▶ _EXERCISE DESCRIPTION_
Return every line of the data below that includes the string "Bedroom".

##### MATERIAL FOR THIS TASK #####

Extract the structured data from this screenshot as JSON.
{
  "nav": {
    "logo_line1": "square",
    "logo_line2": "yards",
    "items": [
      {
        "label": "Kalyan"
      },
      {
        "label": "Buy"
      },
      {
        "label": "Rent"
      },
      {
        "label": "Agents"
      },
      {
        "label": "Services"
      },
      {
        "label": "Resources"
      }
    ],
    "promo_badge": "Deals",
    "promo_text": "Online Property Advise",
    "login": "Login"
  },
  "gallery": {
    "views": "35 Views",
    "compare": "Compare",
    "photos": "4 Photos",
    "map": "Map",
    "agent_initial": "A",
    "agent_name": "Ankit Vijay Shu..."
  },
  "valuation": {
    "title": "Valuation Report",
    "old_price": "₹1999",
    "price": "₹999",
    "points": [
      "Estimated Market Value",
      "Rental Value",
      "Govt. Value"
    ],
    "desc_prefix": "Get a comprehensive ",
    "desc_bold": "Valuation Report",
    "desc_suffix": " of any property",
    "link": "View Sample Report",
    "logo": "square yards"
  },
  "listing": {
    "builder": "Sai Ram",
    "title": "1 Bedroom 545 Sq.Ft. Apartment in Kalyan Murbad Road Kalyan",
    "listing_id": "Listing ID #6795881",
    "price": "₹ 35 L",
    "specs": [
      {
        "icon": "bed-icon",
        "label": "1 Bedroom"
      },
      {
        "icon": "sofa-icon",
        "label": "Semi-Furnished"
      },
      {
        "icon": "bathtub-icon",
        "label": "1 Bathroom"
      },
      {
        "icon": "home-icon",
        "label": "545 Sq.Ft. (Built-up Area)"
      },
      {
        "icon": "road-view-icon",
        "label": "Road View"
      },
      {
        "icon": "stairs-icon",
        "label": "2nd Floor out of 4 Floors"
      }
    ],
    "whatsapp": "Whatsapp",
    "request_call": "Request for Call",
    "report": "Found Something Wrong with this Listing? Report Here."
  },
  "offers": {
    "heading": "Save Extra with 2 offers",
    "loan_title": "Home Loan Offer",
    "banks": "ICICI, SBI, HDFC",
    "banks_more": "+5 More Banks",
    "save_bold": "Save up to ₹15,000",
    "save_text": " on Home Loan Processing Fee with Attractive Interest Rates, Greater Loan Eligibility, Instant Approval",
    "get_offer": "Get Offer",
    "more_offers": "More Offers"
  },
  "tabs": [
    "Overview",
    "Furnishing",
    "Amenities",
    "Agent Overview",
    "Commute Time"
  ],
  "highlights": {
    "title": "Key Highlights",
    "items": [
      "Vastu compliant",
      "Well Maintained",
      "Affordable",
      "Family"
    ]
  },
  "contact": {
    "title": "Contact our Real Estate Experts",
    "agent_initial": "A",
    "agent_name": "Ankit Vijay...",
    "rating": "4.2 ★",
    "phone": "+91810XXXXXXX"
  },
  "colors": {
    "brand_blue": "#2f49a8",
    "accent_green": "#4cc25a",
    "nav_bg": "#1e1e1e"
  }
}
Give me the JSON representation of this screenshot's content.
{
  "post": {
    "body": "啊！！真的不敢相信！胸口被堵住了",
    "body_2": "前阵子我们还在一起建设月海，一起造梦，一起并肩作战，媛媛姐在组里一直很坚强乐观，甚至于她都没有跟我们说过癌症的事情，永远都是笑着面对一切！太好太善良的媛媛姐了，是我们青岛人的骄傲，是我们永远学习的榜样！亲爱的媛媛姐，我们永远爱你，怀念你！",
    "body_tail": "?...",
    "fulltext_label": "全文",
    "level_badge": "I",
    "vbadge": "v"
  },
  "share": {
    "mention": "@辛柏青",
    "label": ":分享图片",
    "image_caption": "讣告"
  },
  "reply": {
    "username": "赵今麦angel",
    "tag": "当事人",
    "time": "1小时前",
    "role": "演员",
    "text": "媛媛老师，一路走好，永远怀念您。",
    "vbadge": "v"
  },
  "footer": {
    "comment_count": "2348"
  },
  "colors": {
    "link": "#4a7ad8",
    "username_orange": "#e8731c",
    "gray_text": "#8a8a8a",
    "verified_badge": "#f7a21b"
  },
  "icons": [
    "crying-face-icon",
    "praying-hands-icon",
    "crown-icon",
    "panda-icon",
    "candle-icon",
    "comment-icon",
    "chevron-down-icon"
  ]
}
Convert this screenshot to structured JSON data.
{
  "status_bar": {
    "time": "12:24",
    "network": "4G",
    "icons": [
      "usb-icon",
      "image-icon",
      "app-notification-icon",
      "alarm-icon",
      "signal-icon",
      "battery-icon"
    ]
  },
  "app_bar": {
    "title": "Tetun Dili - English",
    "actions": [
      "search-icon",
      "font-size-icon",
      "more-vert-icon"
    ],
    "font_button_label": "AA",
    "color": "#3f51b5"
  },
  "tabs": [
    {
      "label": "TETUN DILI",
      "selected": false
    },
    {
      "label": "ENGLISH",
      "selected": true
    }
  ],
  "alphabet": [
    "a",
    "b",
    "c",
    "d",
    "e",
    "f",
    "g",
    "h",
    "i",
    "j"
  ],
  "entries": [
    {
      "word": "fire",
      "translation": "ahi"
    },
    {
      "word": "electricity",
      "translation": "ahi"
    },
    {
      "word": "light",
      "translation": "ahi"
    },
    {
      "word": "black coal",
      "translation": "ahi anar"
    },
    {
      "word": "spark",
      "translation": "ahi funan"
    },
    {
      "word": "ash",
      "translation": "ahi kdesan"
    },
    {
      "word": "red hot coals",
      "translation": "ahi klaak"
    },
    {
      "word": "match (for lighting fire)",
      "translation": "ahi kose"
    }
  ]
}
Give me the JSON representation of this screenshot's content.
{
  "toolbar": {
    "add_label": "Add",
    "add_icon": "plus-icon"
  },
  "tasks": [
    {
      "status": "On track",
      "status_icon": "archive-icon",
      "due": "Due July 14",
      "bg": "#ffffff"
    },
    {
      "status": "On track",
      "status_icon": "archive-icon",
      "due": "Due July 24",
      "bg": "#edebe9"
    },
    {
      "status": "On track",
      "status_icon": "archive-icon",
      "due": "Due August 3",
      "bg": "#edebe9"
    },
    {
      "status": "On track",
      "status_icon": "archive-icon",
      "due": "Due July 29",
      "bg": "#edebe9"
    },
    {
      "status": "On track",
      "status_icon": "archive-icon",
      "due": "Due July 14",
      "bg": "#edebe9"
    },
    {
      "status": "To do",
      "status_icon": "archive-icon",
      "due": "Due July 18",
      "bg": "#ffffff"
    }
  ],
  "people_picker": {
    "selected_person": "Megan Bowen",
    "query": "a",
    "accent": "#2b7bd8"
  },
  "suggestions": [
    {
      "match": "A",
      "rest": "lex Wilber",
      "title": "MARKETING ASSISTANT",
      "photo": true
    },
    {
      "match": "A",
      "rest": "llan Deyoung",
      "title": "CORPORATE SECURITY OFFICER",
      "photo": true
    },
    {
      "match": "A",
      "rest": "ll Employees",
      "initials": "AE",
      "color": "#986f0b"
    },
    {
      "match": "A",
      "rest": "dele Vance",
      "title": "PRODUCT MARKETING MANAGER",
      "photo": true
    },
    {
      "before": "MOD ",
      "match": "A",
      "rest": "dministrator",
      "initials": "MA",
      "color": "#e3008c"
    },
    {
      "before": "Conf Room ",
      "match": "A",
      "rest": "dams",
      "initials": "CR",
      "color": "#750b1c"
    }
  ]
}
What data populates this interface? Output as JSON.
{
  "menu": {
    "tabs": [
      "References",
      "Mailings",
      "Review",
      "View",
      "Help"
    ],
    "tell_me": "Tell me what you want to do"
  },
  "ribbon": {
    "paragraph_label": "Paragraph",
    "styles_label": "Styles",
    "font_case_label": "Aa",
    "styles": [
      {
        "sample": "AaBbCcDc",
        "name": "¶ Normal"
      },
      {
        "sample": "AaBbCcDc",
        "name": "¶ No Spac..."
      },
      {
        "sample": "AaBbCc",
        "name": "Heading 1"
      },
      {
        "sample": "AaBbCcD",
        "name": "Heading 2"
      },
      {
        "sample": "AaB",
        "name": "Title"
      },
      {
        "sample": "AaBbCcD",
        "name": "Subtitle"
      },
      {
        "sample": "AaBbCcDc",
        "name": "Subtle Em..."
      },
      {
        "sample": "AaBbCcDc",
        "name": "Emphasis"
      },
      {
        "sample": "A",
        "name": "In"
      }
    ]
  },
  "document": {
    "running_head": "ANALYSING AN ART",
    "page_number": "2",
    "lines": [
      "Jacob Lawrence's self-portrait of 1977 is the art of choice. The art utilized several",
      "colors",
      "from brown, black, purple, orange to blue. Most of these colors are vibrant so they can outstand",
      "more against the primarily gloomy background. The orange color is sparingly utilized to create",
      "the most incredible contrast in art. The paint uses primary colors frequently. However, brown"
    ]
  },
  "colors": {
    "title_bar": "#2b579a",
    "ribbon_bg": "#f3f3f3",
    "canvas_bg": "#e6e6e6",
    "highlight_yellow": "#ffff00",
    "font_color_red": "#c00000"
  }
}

#####

▶ _THE OUTPUT_
    "title": "1 Bedroom 545 Sq.Ft. Apartment in Kalyan Murbad Road Kalyan",
        "label": "1 Bedroom"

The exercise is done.